What you are asked to do: Repeat the listing that follows, character for character, minus the pictures.

Extracted entries:
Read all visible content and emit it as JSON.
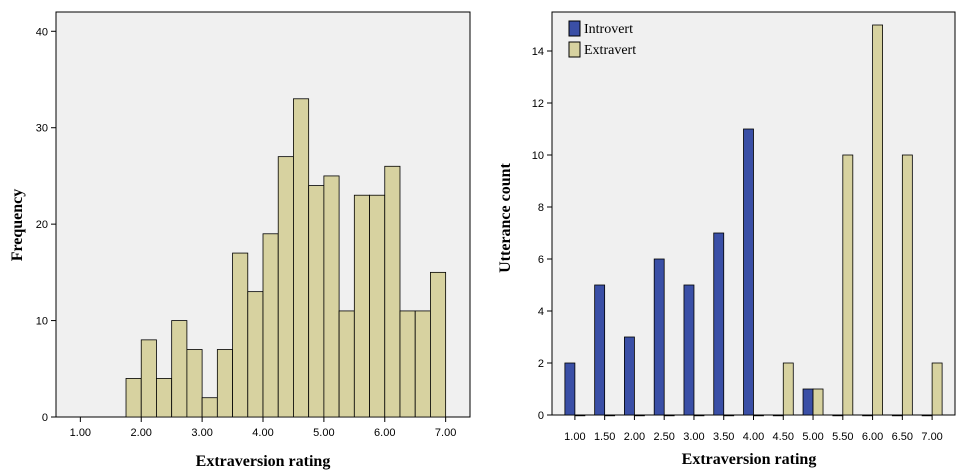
{
  "chart_data": [
    {
      "type": "bar",
      "title": "",
      "xlabel": "Extraversion rating",
      "ylabel": "Frequency",
      "xlim": [
        0.6,
        7.4
      ],
      "ylim": [
        0,
        42
      ],
      "x_ticks": [
        "1.00",
        "2.00",
        "3.00",
        "4.00",
        "5.00",
        "6.00",
        "7.00"
      ],
      "x_tick_values": [
        1,
        2,
        3,
        4,
        5,
        6,
        7
      ],
      "y_ticks": [
        "0",
        "10",
        "20",
        "30",
        "40"
      ],
      "y_tick_values": [
        0,
        10,
        20,
        30,
        40
      ],
      "bin_edges": [
        1.75,
        2.0,
        2.25,
        2.5,
        2.75,
        3.0,
        3.25,
        3.5,
        3.75,
        4.0,
        4.25,
        4.5,
        4.75,
        5.0,
        5.25,
        5.5,
        5.75,
        6.0,
        6.25,
        6.5,
        6.75,
        7.0
      ],
      "values": [
        4,
        8,
        4,
        10,
        7,
        2,
        7,
        17,
        13,
        19,
        27,
        33,
        24,
        25,
        11,
        23,
        23,
        26,
        11,
        11,
        15
      ],
      "color": "#d7d2a0",
      "plot_bg": "#f0f0f0"
    },
    {
      "type": "bar",
      "title": "",
      "xlabel": "Extraversion rating",
      "ylabel": "Utterance count",
      "ylim": [
        0,
        15.5
      ],
      "categories": [
        "1.00",
        "1.50",
        "2.00",
        "2.50",
        "3.00",
        "3.50",
        "4.00",
        "4.50",
        "5.00",
        "5.50",
        "6.00",
        "6.50",
        "7.00"
      ],
      "y_ticks": [
        "0",
        "2",
        "4",
        "6",
        "8",
        "10",
        "12",
        "14"
      ],
      "y_tick_values": [
        0,
        2,
        4,
        6,
        8,
        10,
        12,
        14
      ],
      "legend_position": "top-left",
      "series": [
        {
          "name": "Introvert",
          "color": "#3a4fa6",
          "values": [
            2,
            5,
            3,
            6,
            5,
            7,
            11,
            0,
            1,
            0,
            0,
            0,
            0
          ]
        },
        {
          "name": "Extravert",
          "color": "#d7d2a0",
          "values": [
            0,
            0,
            0,
            0,
            0,
            0,
            0,
            2,
            1,
            10,
            15,
            10,
            2
          ]
        }
      ],
      "plot_bg": "#f0f0f0"
    }
  ]
}
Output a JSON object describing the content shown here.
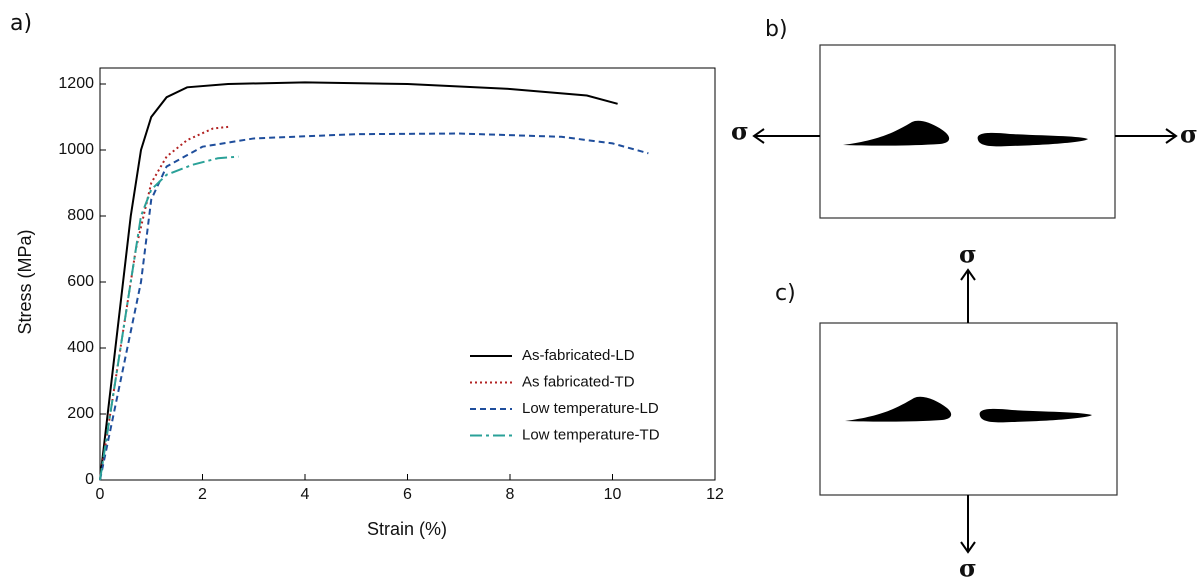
{
  "panel_labels": [
    "a)",
    "b)",
    "c)"
  ],
  "stress_symbol": "σ",
  "chart_data": {
    "type": "line",
    "xlabel": "Strain (%)",
    "ylabel": "Stress (MPa)",
    "xlim": [
      0,
      12
    ],
    "ylim": [
      0,
      1200
    ],
    "xticks": [
      0,
      2,
      4,
      6,
      8,
      10,
      12
    ],
    "yticks": [
      0,
      200,
      400,
      600,
      800,
      1000,
      1200
    ],
    "legend": "lower right",
    "series": [
      {
        "name": "As-fabricated-LD",
        "color": "#000000",
        "dash": "solid",
        "x": [
          0,
          0.3,
          0.6,
          0.8,
          1.0,
          1.3,
          1.7,
          2.5,
          4,
          6,
          8,
          9.5,
          10.1
        ],
        "values": [
          0,
          400,
          800,
          1000,
          1100,
          1160,
          1190,
          1200,
          1205,
          1200,
          1185,
          1165,
          1140
        ]
      },
      {
        "name": "As fabricated-TD",
        "color": "#b22222",
        "dash": "dotted",
        "x": [
          0,
          0.4,
          0.7,
          1.0,
          1.3,
          1.7,
          2.2,
          2.5
        ],
        "values": [
          0,
          400,
          700,
          900,
          980,
          1030,
          1065,
          1070
        ]
      },
      {
        "name": "Low temperature-LD",
        "color": "#1f4e9c",
        "dash": "dashed",
        "x": [
          0,
          0.4,
          0.8,
          1.0,
          1.3,
          2,
          3,
          5,
          7,
          9,
          10,
          10.7
        ],
        "values": [
          0,
          300,
          600,
          850,
          950,
          1010,
          1035,
          1048,
          1050,
          1040,
          1020,
          990
        ]
      },
      {
        "name": "Low temperature-TD",
        "color": "#2aa198",
        "dash": "dashdot",
        "x": [
          0,
          0.4,
          0.8,
          1.0,
          1.3,
          1.8,
          2.3,
          2.7
        ],
        "values": [
          0,
          400,
          800,
          880,
          925,
          955,
          975,
          980
        ]
      }
    ]
  }
}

Finished task:
Read all visible content and emit it as JSON.
{
  "chart_data": [
    {
      "type": "bar",
      "title": "",
      "xlabel": "Extraversion rating",
      "ylabel": "Frequency",
      "xlim": [
        0.6,
        7.4
      ],
      "ylim": [
        0,
        42
      ],
      "x_ticks": [
        "1.00",
        "2.00",
        "3.00",
        "4.00",
        "5.00",
        "6.00",
        "7.00"
      ],
      "x_tick_values": [
        1,
        2,
        3,
        4,
        5,
        6,
        7
      ],
      "y_ticks": [
        "0",
        "10",
        "20",
        "30",
        "40"
      ],
      "y_tick_values": [
        0,
        10,
        20,
        30,
        40
      ],
      "bin_edges": [
        1.75,
        2.0,
        2.25,
        2.5,
        2.75,
        3.0,
        3.25,
        3.5,
        3.75,
        4.0,
        4.25,
        4.5,
        4.75,
        5.0,
        5.25,
        5.5,
        5.75,
        6.0,
        6.25,
        6.5,
        6.75,
        7.0
      ],
      "values": [
        4,
        8,
        4,
        10,
        7,
        2,
        7,
        17,
        13,
        19,
        27,
        33,
        24,
        25,
        11,
        23,
        23,
        26,
        11,
        11,
        15
      ],
      "color": "#d7d2a0",
      "plot_bg": "#f0f0f0"
    },
    {
      "type": "bar",
      "title": "",
      "xlabel": "Extraversion rating",
      "ylabel": "Utterance count",
      "ylim": [
        0,
        15.5
      ],
      "categories": [
        "1.00",
        "1.50",
        "2.00",
        "2.50",
        "3.00",
        "3.50",
        "4.00",
        "4.50",
        "5.00",
        "5.50",
        "6.00",
        "6.50",
        "7.00"
      ],
      "y_ticks": [
        "0",
        "2",
        "4",
        "6",
        "8",
        "10",
        "12",
        "14"
      ],
      "y_tick_values": [
        0,
        2,
        4,
        6,
        8,
        10,
        12,
        14
      ],
      "legend_position": "top-left",
      "series": [
        {
          "name": "Introvert",
          "color": "#3a4fa6",
          "values": [
            2,
            5,
            3,
            6,
            5,
            7,
            11,
            0,
            1,
            0,
            0,
            0,
            0
          ]
        },
        {
          "name": "Extravert",
          "color": "#d7d2a0",
          "values": [
            0,
            0,
            0,
            0,
            0,
            0,
            0,
            2,
            1,
            10,
            15,
            10,
            2
          ]
        }
      ],
      "plot_bg": "#f0f0f0"
    }
  ]
}
Output a JSON object describing the content shown here.
{
  "panel_labels": [
    "a)",
    "b)",
    "c)"
  ],
  "stress_symbol": "σ",
  "chart_data": {
    "type": "line",
    "xlabel": "Strain (%)",
    "ylabel": "Stress (MPa)",
    "xlim": [
      0,
      12
    ],
    "ylim": [
      0,
      1200
    ],
    "xticks": [
      0,
      2,
      4,
      6,
      8,
      10,
      12
    ],
    "yticks": [
      0,
      200,
      400,
      600,
      800,
      1000,
      1200
    ],
    "legend": "lower right",
    "series": [
      {
        "name": "As-fabricated-LD",
        "color": "#000000",
        "dash": "solid",
        "x": [
          0,
          0.3,
          0.6,
          0.8,
          1.0,
          1.3,
          1.7,
          2.5,
          4,
          6,
          8,
          9.5,
          10.1
        ],
        "values": [
          0,
          400,
          800,
          1000,
          1100,
          1160,
          1190,
          1200,
          1205,
          1200,
          1185,
          1165,
          1140
        ]
      },
      {
        "name": "As fabricated-TD",
        "color": "#b22222",
        "dash": "dotted",
        "x": [
          0,
          0.4,
          0.7,
          1.0,
          1.3,
          1.7,
          2.2,
          2.5
        ],
        "values": [
          0,
          400,
          700,
          900,
          980,
          1030,
          1065,
          1070
        ]
      },
      {
        "name": "Low temperature-LD",
        "color": "#1f4e9c",
        "dash": "dashed",
        "x": [
          0,
          0.4,
          0.8,
          1.0,
          1.3,
          2,
          3,
          5,
          7,
          9,
          10,
          10.7
        ],
        "values": [
          0,
          300,
          600,
          850,
          950,
          1010,
          1035,
          1048,
          1050,
          1040,
          1020,
          990
        ]
      },
      {
        "name": "Low temperature-TD",
        "color": "#2aa198",
        "dash": "dashdot",
        "x": [
          0,
          0.4,
          0.8,
          1.0,
          1.3,
          1.8,
          2.3,
          2.7
        ],
        "values": [
          0,
          400,
          800,
          880,
          925,
          955,
          975,
          980
        ]
      }
    ]
  }
}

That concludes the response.